Data records
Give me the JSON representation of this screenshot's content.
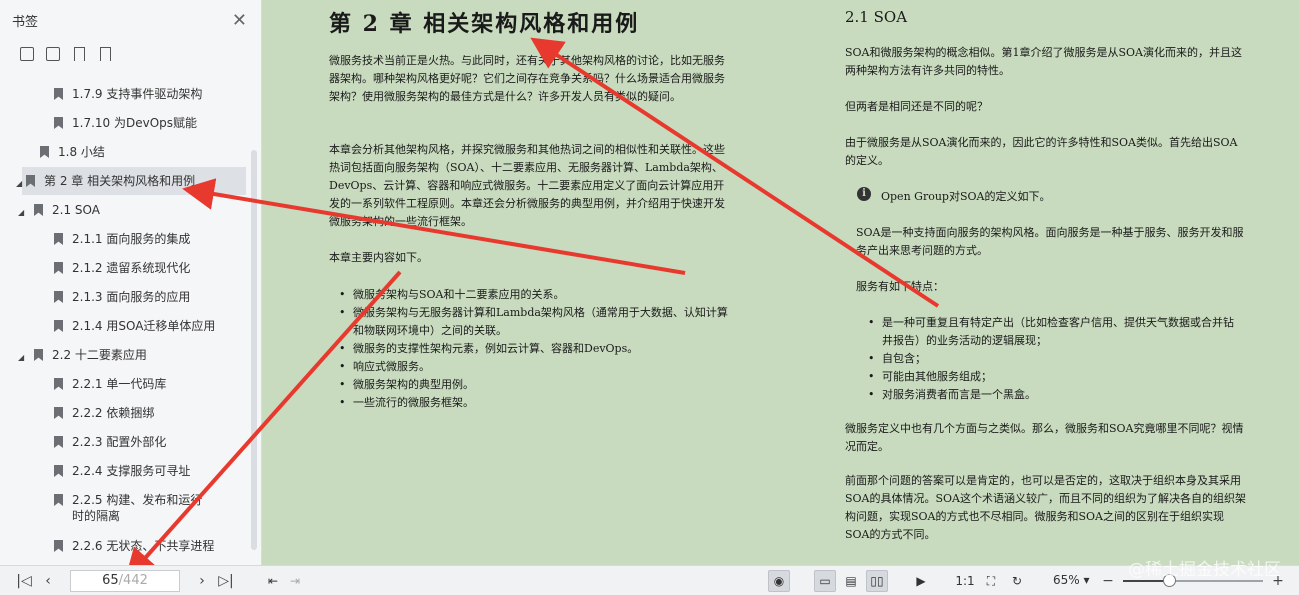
{
  "sidebar": {
    "title": "书签",
    "tree": [
      {
        "label": "1.7.9   支持事件驱动架构",
        "toggle": ""
      },
      {
        "label": "1.7.10   为DevOps赋能",
        "toggle": ""
      },
      {
        "label": "1.8   小结",
        "toggle": ""
      },
      {
        "label": "第 2 章   相关架构风格和用例",
        "toggle": "◢",
        "selected": true
      },
      {
        "label": "2.1   SOA",
        "toggle": "◢"
      },
      {
        "label": "2.1.1   面向服务的集成",
        "toggle": ""
      },
      {
        "label": "2.1.2   遗留系统现代化",
        "toggle": ""
      },
      {
        "label": "2.1.3   面向服务的应用",
        "toggle": ""
      },
      {
        "label": "2.1.4   用SOA迁移单体应用",
        "toggle": ""
      },
      {
        "label": "2.2   十二要素应用",
        "toggle": "◢"
      },
      {
        "label": "2.2.1   单一代码库",
        "toggle": ""
      },
      {
        "label": "2.2.2   依赖捆绑",
        "toggle": ""
      },
      {
        "label": "2.2.3   配置外部化",
        "toggle": ""
      },
      {
        "label": "2.2.4   支撑服务可寻址",
        "toggle": ""
      },
      {
        "label": "2.2.5   构建、发布和运行时的隔离",
        "toggle": ""
      },
      {
        "label": "2.2.6   无状态、不共享进程",
        "toggle": ""
      }
    ]
  },
  "left_page": {
    "chapter_title": "第 2 章   相关架构风格和用例",
    "para1": "微服务技术当前正是火热。与此同时，还有关于其他架构风格的讨论，比如无服务器架构。哪种架构风格更好呢？它们之间存在竞争关系吗？什么场景适合用微服务架构？使用微服务架构的最佳方式是什么？许多开发人员有类似的疑问。",
    "para2": "本章会分析其他架构风格，并探究微服务和其他热词之间的相似性和关联性。这些热词包括面向服务架构（SOA）、十二要素应用、无服务器计算、Lambda架构、DevOps、云计算、容器和响应式微服务。十二要素应用定义了面向云计算应用开发的一系列软件工程原则。本章还会分析微服务的典型用例，并介绍用于快速开发微服务架构的一些流行框架。",
    "para3": "本章主要内容如下。",
    "bullets": [
      "微服务架构与SOA和十二要素应用的关系。",
      "微服务架构与无服务器计算和Lambda架构风格（通常用于大数据、认知计算和物联网环境中）之间的关联。",
      "微服务的支撑性架构元素，例如云计算、容器和DevOps。",
      "响应式微服务。",
      "微服务架构的典型用例。",
      "一些流行的微服务框架。"
    ]
  },
  "right_page": {
    "section_title": "2.1   SOA",
    "para1": "SOA和微服务架构的概念相似。第1章介绍了微服务是从SOA演化而来的，并且这两种架构方法有许多共同的特性。",
    "para2": "但两者是相同还是不同的呢？",
    "para3": "由于微服务是从SOA演化而来的，因此它的许多特性和SOA类似。首先给出SOA的定义。",
    "note": "Open Group对SOA的定义如下。",
    "quote": "SOA是一种支持面向服务的架构风格。面向服务是一种基于服务、服务开发和服务产出来思考问题的方式。",
    "features_intro": "服务有如下特点：",
    "features": [
      "是一种可重复且有特定产出（比如检查客户信用、提供天气数据或合并钻井报告）的业务活动的逻辑展现；",
      "自包含；",
      "可能由其他服务组成；",
      "对服务消费者而言是一个黑盒。"
    ],
    "para4": "微服务定义中也有几个方面与之类似。那么，微服务和SOA究竟哪里不同呢？视情况而定。",
    "para5": "前面那个问题的答案可以是肯定的，也可以是否定的，这取决于组织本身及其采用SOA的具体情况。SOA这个术语涵义较广，而且不同的组织为了解决各自的组织架构问题，实现SOA的方式也不尽相同。微服务和SOA之间的区别在于组织实现SOA的方式不同。"
  },
  "statusbar": {
    "current_page": "65",
    "total_pages": "/442",
    "zoom": "65%",
    "zoom_level": 0.33
  },
  "watermark": "@稀土掘金技术社区",
  "colors": {
    "page_bg": "#c8dbbe",
    "arrow": "#e8392f"
  }
}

__YOUR INSTRUCTIONS__. Using the listing above, gather each line that holds the string "相关架构风格和用例" and copy it.

__EXERCISE SOLUTION__.
        "label": "第 2 章   相关架构风格和用例",
    "chapter_title": "第 2 章   相关架构风格和用例",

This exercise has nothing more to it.